**Aim**: Copy out every line of the data below word for word, but leave out the picture lines.

**Records to use**:

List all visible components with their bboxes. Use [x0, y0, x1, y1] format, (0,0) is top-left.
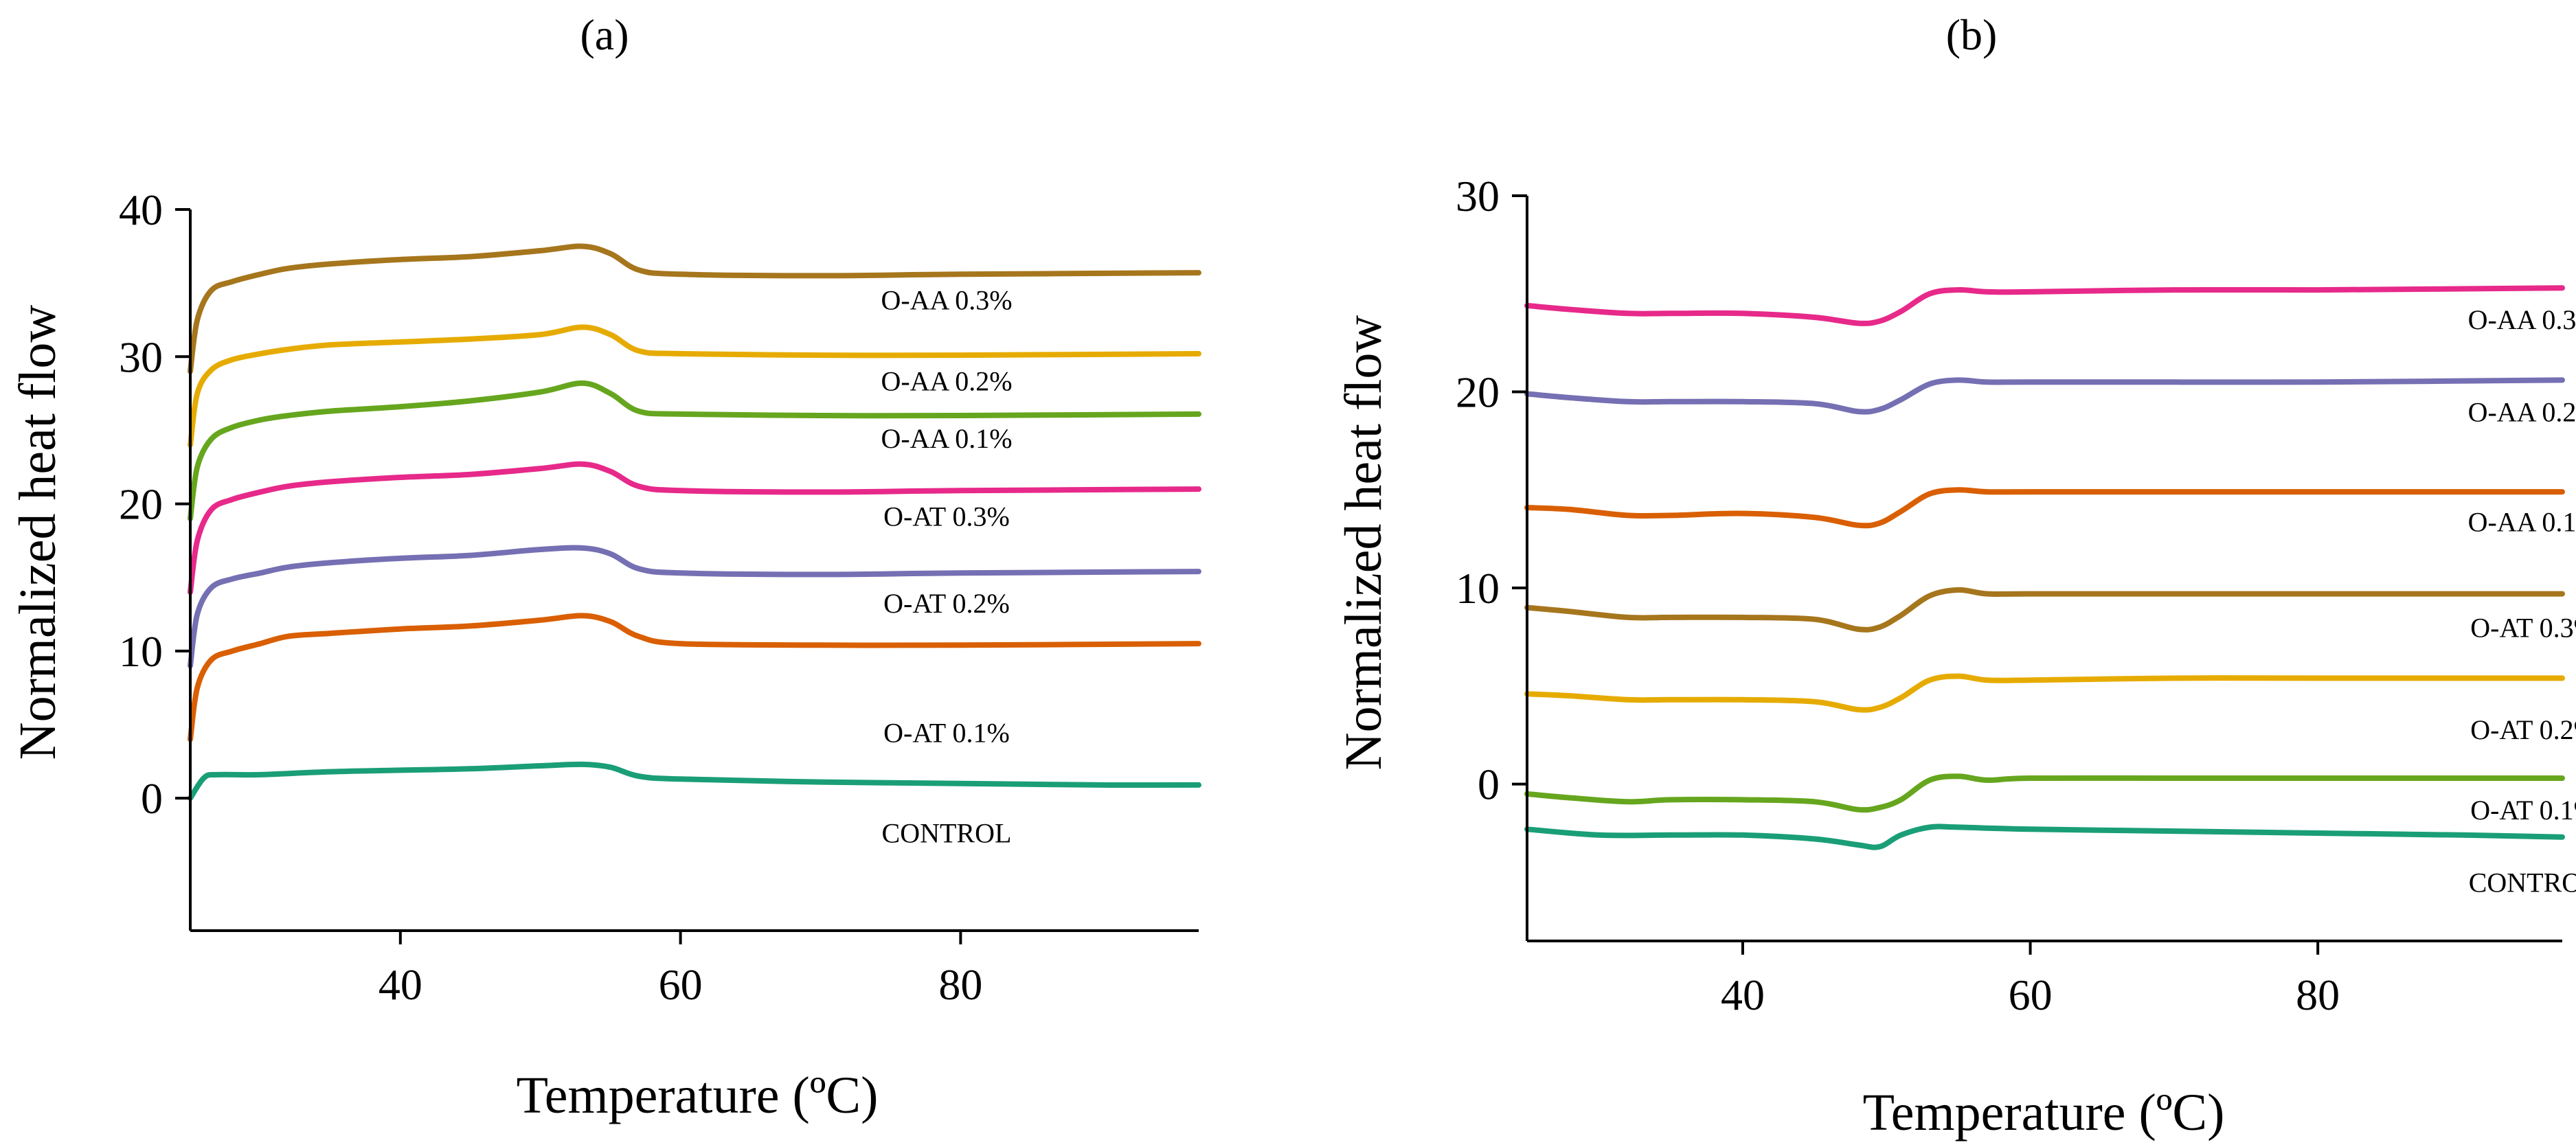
y-tick-label: 30 [119, 332, 163, 381]
series-label: CONTROL [882, 817, 1012, 848]
series-line-o-at-0-1 [1524, 773, 2565, 813]
x-tick-label: 40 [1721, 970, 1765, 1019]
y-tick-label: 20 [119, 480, 163, 529]
y-tick-label: 10 [1456, 564, 1500, 613]
series-line-o-aa-0-3 [188, 243, 1201, 374]
series-line-o-aa-0-2 [1524, 377, 2565, 415]
panel-b-label: (b) [1946, 10, 1998, 59]
panel-a-curves [188, 243, 1201, 802]
series-line-o-aa-0-1 [188, 380, 1201, 521]
series-label: O-AT 0.2% [2470, 714, 2576, 745]
panel-b-curves [1524, 285, 2565, 850]
series-line-o-aa-0-2 [188, 324, 1201, 448]
panel-a-x-ticks: 40 60 80 [379, 931, 982, 1009]
series-label: O-AA 0.3% [2468, 304, 2576, 335]
series-label: O-AA 0.2% [881, 366, 1012, 397]
panel-a-y-axis-title: Normalized heat flow [9, 305, 67, 760]
y-tick-label: 20 [1456, 368, 1500, 417]
x-tick-label: 80 [938, 960, 982, 1009]
panel-b-series-labels: CONTROL O-AT 0.1% O-AT 0.2% O-AT 0.3% O-AA 0… [2468, 304, 2576, 898]
series-line-o-aa-0-1 [1524, 487, 2565, 529]
series-label: O-AA 0.1% [881, 423, 1012, 454]
x-tick-label: 60 [659, 960, 703, 1009]
y-tick-label: 30 [1456, 172, 1500, 220]
series-label: O-AA 0.3% [881, 285, 1012, 316]
series-label: CONTROL [2469, 867, 2576, 898]
series-label: O-AT 0.1% [2470, 795, 2576, 826]
y-tick-label: 40 [119, 185, 163, 234]
series-line-control [1524, 824, 2565, 850]
y-tick-label: 0 [1478, 760, 1500, 809]
panel-a: (a) CONTROL O-AT 0.1% O-AT 0.2% O-AT 0.3% O-… [9, 10, 1201, 1124]
panel-b-x-axis-title: Temperature (ºC) [1863, 1084, 2225, 1142]
y-tick-label: 10 [119, 627, 163, 676]
panel-a-y-ticks: 0 10 20 30 40 [119, 185, 190, 823]
series-line-o-at-0-2 [188, 545, 1201, 669]
panel-b-y-ticks: 0 10 20 30 [1456, 172, 1527, 809]
y-tick-label: 0 [141, 774, 163, 823]
series-line-o-at-0-3 [1524, 587, 2565, 633]
series-label: O-AA 0.1% [2468, 506, 2576, 537]
panel-b-x-ticks: 40 60 80 [1721, 941, 2340, 1019]
series-label: O-AA 0.2% [2468, 396, 2576, 427]
panel-a-x-axis-title: Temperature (ºC) [517, 1067, 879, 1124]
panel-b-y-axis-title: Normalized heat flow [1335, 315, 1392, 771]
series-line-control [188, 761, 1201, 802]
x-tick-label: 60 [2009, 970, 2053, 1019]
series-label: O-AT 0.1% [883, 718, 1010, 749]
series-label: O-AT 0.2% [883, 588, 1010, 619]
series-label: O-AT 0.3% [2470, 612, 2576, 643]
series-line-o-at-0-3 [188, 461, 1201, 595]
panel-a-label: (a) [580, 10, 629, 59]
panel-a-series-labels: CONTROL O-AT 0.1% O-AT 0.2% O-AT 0.3% O-AA 0… [881, 285, 1012, 849]
series-line-o-at-0-1 [188, 613, 1201, 742]
panel-b: (b) CONTROL O-AT 0.1% O-AT 0.2% O-AT 0.3% O-… [1335, 10, 2576, 1142]
series-line-o-at-0-2 [1524, 673, 2565, 713]
x-tick-label: 40 [379, 960, 422, 1009]
x-tick-label: 80 [2296, 970, 2340, 1019]
series-line-o-aa-0-3 [1524, 285, 2565, 326]
series-label: O-AT 0.3% [883, 501, 1010, 532]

**Exercise answer**:
List all visible components with their bboxes. Use [x0, y0, x1, y1] format, (0,0) is top-left.
y-tick-label: 30 [119, 332, 163, 381]
series-label: CONTROL [882, 817, 1012, 848]
series-line-o-at-0-1 [1524, 773, 2565, 813]
x-tick-label: 40 [1721, 970, 1765, 1019]
y-tick-label: 20 [119, 480, 163, 529]
y-tick-label: 10 [1456, 564, 1500, 613]
series-line-o-aa-0-3 [188, 243, 1201, 374]
series-line-o-aa-0-2 [1524, 377, 2565, 415]
panel-b-label: (b) [1946, 10, 1998, 59]
panel-a-curves [188, 243, 1201, 802]
series-line-o-aa-0-1 [188, 380, 1201, 521]
series-label: O-AT 0.2% [2470, 714, 2576, 745]
panel-b-curves [1524, 285, 2565, 850]
series-line-o-aa-0-2 [188, 324, 1201, 448]
panel-a-x-ticks: 40 60 80 [379, 931, 982, 1009]
series-label: O-AA 0.3% [2468, 304, 2576, 335]
series-label: O-AA 0.2% [881, 366, 1012, 397]
panel-a-y-axis-title: Normalized heat flow [9, 305, 67, 760]
y-tick-label: 20 [1456, 368, 1500, 417]
x-tick-label: 80 [938, 960, 982, 1009]
panel-b-series-labels: CONTROL O-AT 0.1% O-AT 0.2% O-AT 0.3% O-AA 0… [2468, 304, 2576, 898]
series-line-o-aa-0-1 [1524, 487, 2565, 529]
series-label: O-AA 0.1% [881, 423, 1012, 454]
x-tick-label: 60 [659, 960, 703, 1009]
y-tick-label: 30 [1456, 172, 1500, 220]
series-label: O-AA 0.3% [881, 285, 1012, 316]
series-label: CONTROL [2469, 867, 2576, 898]
series-label: O-AT 0.1% [2470, 795, 2576, 826]
y-tick-label: 40 [119, 185, 163, 234]
series-line-control [1524, 824, 2565, 850]
y-tick-label: 0 [1478, 760, 1500, 809]
panel-a: (a) CONTROL O-AT 0.1% O-AT 0.2% O-AT 0.3% O-… [9, 10, 1201, 1124]
panel-b-x-axis-title: Temperature (ºC) [1863, 1084, 2225, 1142]
y-tick-label: 10 [119, 627, 163, 676]
panel-a-y-ticks: 0 10 20 30 40 [119, 185, 190, 823]
series-line-o-at-0-2 [188, 545, 1201, 669]
panel-b-y-ticks: 0 10 20 30 [1456, 172, 1527, 809]
y-tick-label: 0 [141, 774, 163, 823]
series-line-o-at-0-3 [1524, 587, 2565, 633]
series-label: O-AA 0.1% [2468, 506, 2576, 537]
panel-b-x-ticks: 40 60 80 [1721, 941, 2340, 1019]
series-label: O-AA 0.2% [2468, 396, 2576, 427]
panel-a-x-axis-title: Temperature (ºC) [517, 1067, 879, 1124]
panel-b-y-axis-title: Normalized heat flow [1335, 315, 1392, 771]
series-line-control [188, 761, 1201, 802]
x-tick-label: 60 [2009, 970, 2053, 1019]
series-label: O-AT 0.1% [883, 718, 1010, 749]
series-label: O-AT 0.2% [883, 588, 1010, 619]
series-label: O-AT 0.3% [2470, 612, 2576, 643]
series-line-o-at-0-3 [188, 461, 1201, 595]
panel-a-label: (a) [580, 10, 629, 59]
panel-a-series-labels: CONTROL O-AT 0.1% O-AT 0.2% O-AT 0.3% O-AA 0… [881, 285, 1012, 849]
series-line-o-at-0-1 [188, 613, 1201, 742]
panel-b: (b) CONTROL O-AT 0.1% O-AT 0.2% O-AT 0.3% O-… [1335, 10, 2576, 1142]
series-line-o-at-0-2 [1524, 673, 2565, 713]
x-tick-label: 40 [379, 960, 422, 1009]
x-tick-label: 80 [2296, 970, 2340, 1019]
series-line-o-aa-0-3 [1524, 285, 2565, 326]
series-label: O-AT 0.3% [883, 501, 1010, 532]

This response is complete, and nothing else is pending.